● **AIM**
Please restate the following records word for word.

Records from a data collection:
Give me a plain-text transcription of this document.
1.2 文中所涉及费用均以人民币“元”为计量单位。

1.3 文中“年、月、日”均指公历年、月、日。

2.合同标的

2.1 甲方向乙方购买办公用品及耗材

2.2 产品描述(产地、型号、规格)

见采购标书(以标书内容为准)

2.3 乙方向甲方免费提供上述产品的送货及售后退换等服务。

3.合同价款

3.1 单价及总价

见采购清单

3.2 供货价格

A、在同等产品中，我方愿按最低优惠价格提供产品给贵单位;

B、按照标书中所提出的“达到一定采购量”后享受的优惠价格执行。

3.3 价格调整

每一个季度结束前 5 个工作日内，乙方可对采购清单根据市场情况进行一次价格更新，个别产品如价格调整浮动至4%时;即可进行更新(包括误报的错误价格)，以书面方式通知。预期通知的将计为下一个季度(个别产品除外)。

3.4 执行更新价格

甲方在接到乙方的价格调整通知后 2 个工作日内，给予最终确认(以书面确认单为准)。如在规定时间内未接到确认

● **EXPECTED ANSWER**
Give me a plain-text transcription of this document.
1.2 文中所涉及费用均以人民币“元”为计量单位。

1.3 文中“年、月、日”均指公历年、月、日。

2.合同标的

2.1 甲方向乙方购买办公用品及耗材

2.2 产品描述(产地、型号、规格)

见采购标书(以标书内容为准)

2.3 乙方向甲方免费提供上述产品的送货及售后退换等服务。

3.合同价款

3.1 单价及总价

见采购清单

3.2 供货价格

A、在同等产品中，我方愿按最低优惠价格提供产品给贵单位;

B、按照标书中所提出的“达到一定采购量”后享受的优惠价格执行。

3.3 价格调整

每一个季度结束前 5 个工作日内，乙方可对采购清单根据市场情况进行一次价格更新，个别产品如价格调整浮动至4%时;即可进行更新(包括误报的错误价格)，以书面方式通知。预期通知的将计为下一个季度(个别产品除外)。

3.4 执行更新价格

甲方在接到乙方的价格调整通知后 2 个工作日内，给予最终确认(以书面确认单为准)。如在规定时间内未接到确认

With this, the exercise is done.